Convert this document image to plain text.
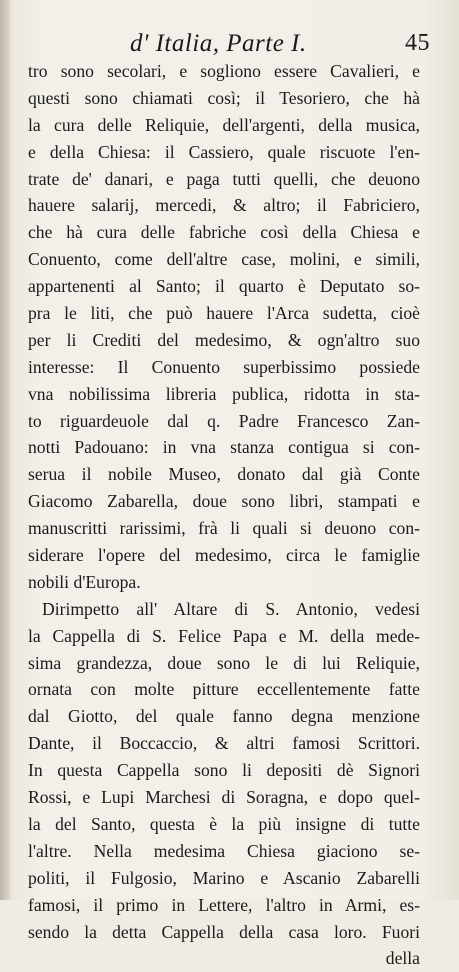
d' Italia, Parte I.	45
tro sono secolari, e sogliono essere Cavalieri, e
questi sono chiamati così; il Tesoriero, che hà
la cura delle Reliquie, dell'argenti, della musica,
e della Chiesa: il Cassiero, quale riscuote l'en-
trate de' danari, e paga tutti quelli, che deuono
hauere salarij, mercedi, & altro; il Fabriciero,
che hà cura delle fabriche così della Chiesa e
Conuento, come dell'altre case, molini, e simili,
appartenenti al Santo; il quarto è Deputato so-
pra le liti, che può hauere l'Arca sudetta, cioè
per li Crediti del medesimo, & ogn'altro suo
interesse: Il Conuento superbissimo possiede
vna nobilissima libreria publica, ridotta in sta-
to riguardeuole dal q. Padre Francesco Zan-
notti Padouano: in vna stanza contigua si con-
serua il nobile Museo, donato dal già Conte
Giacomo Zabarella, doue sono libri, stampati e
manuscritti rarissimi, frà li quali si deuono con-
siderare l'opere del medesimo, circa le famiglie
nobili d'Europa.
Dirimpetto all' Altare di S. Antonio, vedesi
la Cappella di S. Felice Papa e M. della mede-
sima grandezza, doue sono le di lui Reliquie,
ornata con molte pitture eccellentemente fatte
dal Giotto, del quale fanno degna menzione
Dante, il Boccaccio, & altri famosi Scrittori.
In questa Cappella sono li depositi dè Signori
Rossi, e Lupi Marchesi di Soragna, e dopo quel-
la del Santo, questa è la più insigne di tutte
l'altre. Nella medesima Chiesa giaciono se-
politi, il Fulgosio, Marino e Ascanio Zabarelli
famosi, il primo in Lettere, l'altro in Armi, es-
sendo la detta Cappella della casa loro. Fuori
della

------------------------------------------------------------------------

▶ **Task prompt**
Return the full material word for word. Do not include the pictures.

▶ **Complete output**
Convert this document image to plain text.
d' Italia, Parte I.	45
tro sono secolari, e sogliono essere Cavalieri, e
questi sono chiamati così; il Tesoriero, che hà
la cura delle Reliquie, dell'argenti, della musica,
e della Chiesa: il Cassiero, quale riscuote l'en-
trate de' danari, e paga tutti quelli, che deuono
hauere salarij, mercedi, & altro; il Fabriciero,
che hà cura delle fabriche così della Chiesa e
Conuento, come dell'altre case, molini, e simili,
appartenenti al Santo; il quarto è Deputato so-
pra le liti, che può hauere l'Arca sudetta, cioè
per li Crediti del medesimo, & ogn'altro suo
interesse: Il Conuento superbissimo possiede
vna nobilissima libreria publica, ridotta in sta-
to riguardeuole dal q. Padre Francesco Zan-
notti Padouano: in vna stanza contigua si con-
serua il nobile Museo, donato dal già Conte
Giacomo Zabarella, doue sono libri, stampati e
manuscritti rarissimi, frà li quali si deuono con-
siderare l'opere del medesimo, circa le famiglie
nobili d'Europa.
Dirimpetto all' Altare di S. Antonio, vedesi
la Cappella di S. Felice Papa e M. della mede-
sima grandezza, doue sono le di lui Reliquie,
ornata con molte pitture eccellentemente fatte
dal Giotto, del quale fanno degna menzione
Dante, il Boccaccio, & altri famosi Scrittori.
In questa Cappella sono li depositi dè Signori
Rossi, e Lupi Marchesi di Soragna, e dopo quel-
la del Santo, questa è la più insigne di tutte
l'altre. Nella medesima Chiesa giaciono se-
politi, il Fulgosio, Marino e Ascanio Zabarelli
famosi, il primo in Lettere, l'altro in Armi, es-
sendo la detta Cappella della casa loro. Fuori
della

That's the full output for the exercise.